→ REQUIREMENTS
Copy out the listing verbatim, from its very first line through the line containing "reply-avatar [68,513,82,528]", with both ends included.

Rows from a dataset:
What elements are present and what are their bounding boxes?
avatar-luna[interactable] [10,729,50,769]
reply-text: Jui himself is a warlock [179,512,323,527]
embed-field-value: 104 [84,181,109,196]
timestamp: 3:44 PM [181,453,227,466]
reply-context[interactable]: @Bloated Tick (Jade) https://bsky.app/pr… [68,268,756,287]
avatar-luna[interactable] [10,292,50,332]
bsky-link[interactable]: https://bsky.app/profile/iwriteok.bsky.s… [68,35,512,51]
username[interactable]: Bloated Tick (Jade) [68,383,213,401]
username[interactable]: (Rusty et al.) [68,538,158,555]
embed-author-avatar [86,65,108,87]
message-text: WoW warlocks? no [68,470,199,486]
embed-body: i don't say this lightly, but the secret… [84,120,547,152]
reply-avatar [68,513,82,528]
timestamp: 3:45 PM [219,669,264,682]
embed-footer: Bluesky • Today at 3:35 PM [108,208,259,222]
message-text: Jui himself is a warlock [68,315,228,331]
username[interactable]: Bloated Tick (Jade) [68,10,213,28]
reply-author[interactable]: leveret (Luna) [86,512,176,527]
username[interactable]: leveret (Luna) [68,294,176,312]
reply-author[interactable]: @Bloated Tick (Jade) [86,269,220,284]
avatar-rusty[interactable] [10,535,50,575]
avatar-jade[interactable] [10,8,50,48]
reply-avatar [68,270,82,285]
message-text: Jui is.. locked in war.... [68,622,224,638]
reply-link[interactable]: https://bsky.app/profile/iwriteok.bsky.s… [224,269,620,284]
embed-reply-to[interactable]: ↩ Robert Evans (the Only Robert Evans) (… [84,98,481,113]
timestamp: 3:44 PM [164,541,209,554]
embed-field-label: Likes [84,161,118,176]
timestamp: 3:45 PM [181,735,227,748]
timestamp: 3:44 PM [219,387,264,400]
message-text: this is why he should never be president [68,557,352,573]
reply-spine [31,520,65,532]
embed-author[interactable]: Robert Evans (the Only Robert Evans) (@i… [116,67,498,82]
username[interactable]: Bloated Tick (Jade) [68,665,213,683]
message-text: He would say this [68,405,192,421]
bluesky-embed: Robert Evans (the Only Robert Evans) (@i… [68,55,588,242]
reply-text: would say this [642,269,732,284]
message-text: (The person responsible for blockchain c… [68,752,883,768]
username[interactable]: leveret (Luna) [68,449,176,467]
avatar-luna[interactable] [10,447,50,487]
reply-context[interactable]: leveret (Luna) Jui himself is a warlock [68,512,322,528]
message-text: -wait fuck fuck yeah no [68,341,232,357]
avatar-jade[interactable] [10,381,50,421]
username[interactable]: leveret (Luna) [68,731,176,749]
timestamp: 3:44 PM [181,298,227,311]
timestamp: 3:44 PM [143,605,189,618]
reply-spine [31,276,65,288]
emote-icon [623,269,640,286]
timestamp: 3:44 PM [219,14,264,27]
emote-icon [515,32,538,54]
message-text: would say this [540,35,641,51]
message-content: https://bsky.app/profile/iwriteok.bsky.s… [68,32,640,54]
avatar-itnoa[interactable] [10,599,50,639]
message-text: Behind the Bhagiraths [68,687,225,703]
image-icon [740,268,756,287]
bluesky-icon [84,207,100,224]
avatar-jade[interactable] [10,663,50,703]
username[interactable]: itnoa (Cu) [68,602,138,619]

→ RESULT
What elements are present and what are their bounding boxes?
avatar-luna[interactable] [10,729,50,769]
reply-text: Jui himself is a warlock [179,512,323,527]
embed-field-value: 104 [84,181,109,196]
timestamp: 3:44 PM [181,453,227,466]
reply-context[interactable]: @Bloated Tick (Jade) https://bsky.app/pr… [68,268,756,287]
avatar-luna[interactable] [10,292,50,332]
bsky-link[interactable]: https://bsky.app/profile/iwriteok.bsky.s… [68,35,512,51]
username[interactable]: Bloated Tick (Jade) [68,383,213,401]
username[interactable]: (Rusty et al.) [68,538,158,555]
embed-author-avatar [86,65,108,87]
message-text: WoW warlocks? no [68,470,199,486]
embed-body: i don't say this lightly, but the secret… [84,120,547,152]
reply-avatar [68,513,82,528]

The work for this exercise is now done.